Task directions → Your task is to reproduce the entries below word for word.

Source data →
---
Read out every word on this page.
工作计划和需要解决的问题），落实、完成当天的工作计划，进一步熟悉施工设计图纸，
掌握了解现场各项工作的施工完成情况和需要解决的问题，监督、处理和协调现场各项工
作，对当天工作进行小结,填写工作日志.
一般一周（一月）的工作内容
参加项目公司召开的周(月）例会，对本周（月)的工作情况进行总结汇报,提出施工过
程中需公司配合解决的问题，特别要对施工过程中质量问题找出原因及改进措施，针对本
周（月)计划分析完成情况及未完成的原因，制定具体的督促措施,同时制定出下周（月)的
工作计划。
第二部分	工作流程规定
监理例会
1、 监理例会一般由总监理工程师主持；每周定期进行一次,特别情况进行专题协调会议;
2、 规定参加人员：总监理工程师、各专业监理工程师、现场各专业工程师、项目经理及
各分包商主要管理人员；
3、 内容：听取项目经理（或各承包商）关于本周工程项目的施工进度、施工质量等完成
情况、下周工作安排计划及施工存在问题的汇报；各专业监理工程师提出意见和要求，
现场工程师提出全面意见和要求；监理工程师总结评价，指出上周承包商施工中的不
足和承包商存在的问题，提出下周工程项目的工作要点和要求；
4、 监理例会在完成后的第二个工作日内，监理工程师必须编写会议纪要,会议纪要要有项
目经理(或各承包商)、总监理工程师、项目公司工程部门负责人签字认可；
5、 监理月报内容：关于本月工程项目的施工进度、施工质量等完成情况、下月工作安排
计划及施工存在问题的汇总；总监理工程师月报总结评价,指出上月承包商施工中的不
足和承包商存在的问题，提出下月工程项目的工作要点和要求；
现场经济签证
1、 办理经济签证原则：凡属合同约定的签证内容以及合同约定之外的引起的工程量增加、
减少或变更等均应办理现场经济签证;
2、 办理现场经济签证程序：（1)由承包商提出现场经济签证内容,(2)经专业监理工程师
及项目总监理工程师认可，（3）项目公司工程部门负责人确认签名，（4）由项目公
---
Task response →
Read out every word on this page.
工作计划和需要解决的问题），落实、完成当天的工作计划，进一步熟悉施工设计图纸，
掌握了解现场各项工作的施工完成情况和需要解决的问题，监督、处理和协调现场各项工
作，对当天工作进行小结,填写工作日志.
一般一周（一月）的工作内容
参加项目公司召开的周(月）例会，对本周（月)的工作情况进行总结汇报,提出施工过
程中需公司配合解决的问题，特别要对施工过程中质量问题找出原因及改进措施，针对本
周（月)计划分析完成情况及未完成的原因，制定具体的督促措施,同时制定出下周（月)的
工作计划。
第二部分	工作流程规定
监理例会
1、 监理例会一般由总监理工程师主持；每周定期进行一次,特别情况进行专题协调会议;
2、 规定参加人员：总监理工程师、各专业监理工程师、现场各专业工程师、项目经理及
各分包商主要管理人员；
3、 内容：听取项目经理（或各承包商）关于本周工程项目的施工进度、施工质量等完成
情况、下周工作安排计划及施工存在问题的汇报；各专业监理工程师提出意见和要求，
现场工程师提出全面意见和要求；监理工程师总结评价，指出上周承包商施工中的不
足和承包商存在的问题，提出下周工程项目的工作要点和要求；
4、 监理例会在完成后的第二个工作日内，监理工程师必须编写会议纪要,会议纪要要有项
目经理(或各承包商)、总监理工程师、项目公司工程部门负责人签字认可；
5、 监理月报内容：关于本月工程项目的施工进度、施工质量等完成情况、下月工作安排
计划及施工存在问题的汇总；总监理工程师月报总结评价,指出上月承包商施工中的不
足和承包商存在的问题，提出下月工程项目的工作要点和要求；
现场经济签证
1、 办理经济签证原则：凡属合同约定的签证内容以及合同约定之外的引起的工程量增加、
减少或变更等均应办理现场经济签证;
2、 办理现场经济签证程序：（1)由承包商提出现场经济签证内容,(2)经专业监理工程师
及项目总监理工程师认可，（3）项目公司工程部门负责人确认签名，（4）由项目公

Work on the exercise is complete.